[Dataset entries]
::::::::

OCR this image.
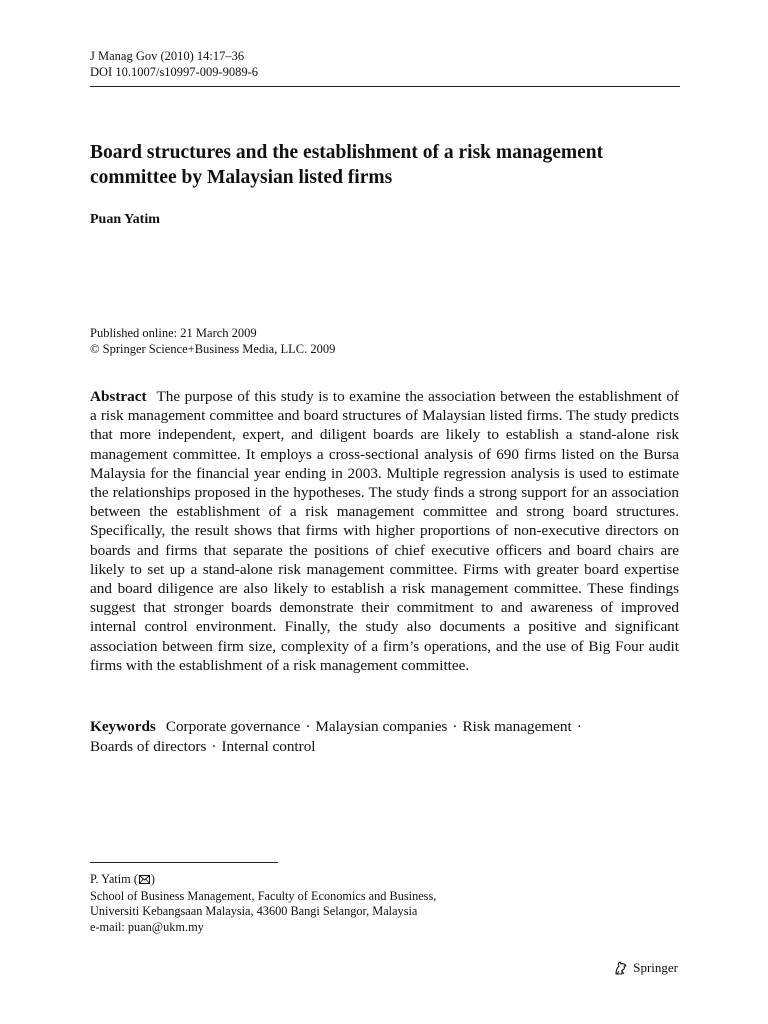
J Manag Gov (2010) 14:17–36
DOI 10.1007/s10997-009-9089-6
Board structures and the establishment of a risk management committee by Malaysian listed firms
Puan Yatim
Published online: 21 March 2009
© Springer Science+Business Media, LLC. 2009

Abstract The purpose of this study is to examine the association between the establishment of a risk management committee and board structures of Malaysian listed firms. The study predicts that more independent, expert, and diligent boards are likely to establish a stand-alone risk management committee. It employs a cross-sectional analysis of 690 firms listed on the Bursa Malaysia for the financial year ending in 2003. Multiple regression analysis is used to estimate the relationships proposed in the hypotheses. The study finds a strong support for an association between the establishment of a risk management committee and strong board structures. Specifically, the result shows that firms with higher proportions of non-executive directors on boards and firms that separate the positions of chief executive officers and board chairs are likely to set up a stand-alone risk management committee. Firms with greater board expertise and board diligence are also likely to establish a risk management committee. These findings suggest that stronger boards demonstrate their commitment to and awareness of improved internal control environment. Finally, the study also documents a positive and significant association between firm size, complexity of a firm’s operations, and the use of Big Four audit firms with the establishment of a risk management committee.

Keywords Corporate governance · Malaysian companies · Risk management ·
Boards of directors · Internal control

P. Yatim ( )
School of Business Management, Faculty of Economics and Business,
Universiti Kebangsaan Malaysia, 43600 Bangi Selangor, Malaysia
e-mail: puan@ukm.my
Springer
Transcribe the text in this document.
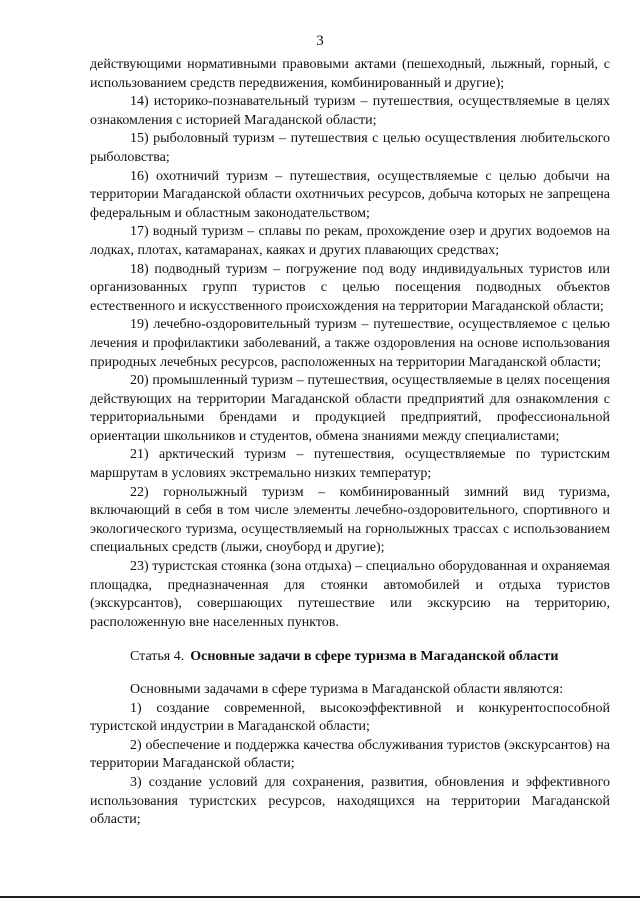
3

действующими нормативными правовыми актами (пешеходный, лыжный, горный, с использованием средств передвижения, комбинированный и другие);

14) историко-познавательный туризм – путешествия, осуществляемые в целях ознакомления с историей Магаданской области;

15) рыболовный туризм – путешествия с целью осуществления любительского рыболовства;

16) охотничий туризм – путешествия, осуществляемые с целью добычи на территории Магаданской области охотничьих ресурсов, добыча которых не запрещена федеральным и областным законодательством;

17) водный туризм – сплавы по рекам, прохождение озер и других водоемов на лодках, плотах, катамаранах, каяках и других плавающих средствах;

18) подводный туризм – погружение под воду индивидуальных туристов или организованных групп туристов с целью посещения подводных объектов естественного и искусственного происхождения на территории Магаданской области;

19) лечебно-оздоровительный туризм – путешествие, осуществляемое с целью лечения и профилактики заболеваний, а также оздоровления на основе использования природных лечебных ресурсов, расположенных на территории Магаданской области;

20) промышленный туризм – путешествия, осуществляемые в целях посещения действующих на территории Магаданской области предприятий для ознакомления с территориальными брендами и продукцией предприятий, профессиональной ориентации школьников и студентов, обмена знаниями между специалистами;

21) арктический туризм – путешествия, осуществляемые по туристским маршрутам в условиях экстремально низких температур;

22) горнолыжный туризм – комбинированный зимний вид туризма, включающий в себя в том числе элементы лечебно-оздоровительного, спортивного и экологического туризма, осуществляемый на горнолыжных трассах с использованием специальных средств (лыжи, сноуборд и другие);

23) туристская стоянка (зона отдыха) – специально оборудованная и охраняемая площадка, предназначенная для стоянки автомобилей и отдыха туристов (экскурсантов), совершающих путешествие или экскурсию на территорию, расположенную вне населенных пунктов.

Статья 4. Основные задачи в сфере туризма в Магаданской области

Основными задачами в сфере туризма в Магаданской области являются:

1) создание современной, высокоэффективной и конкурентоспособной туристской индустрии в Магаданской области;

2) обеспечение и поддержка качества обслуживания туристов (экскурсантов) на территории Магаданской области;

3) создание условий для сохранения, развития, обновления и эффективного использования туристских ресурсов, находящихся на территории Магаданской области;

::::::::

■ WRITTEN TASK: Count each line of the entries that holds the word "control", then state the total and nothing more.

■ TASK SOLUTION: 2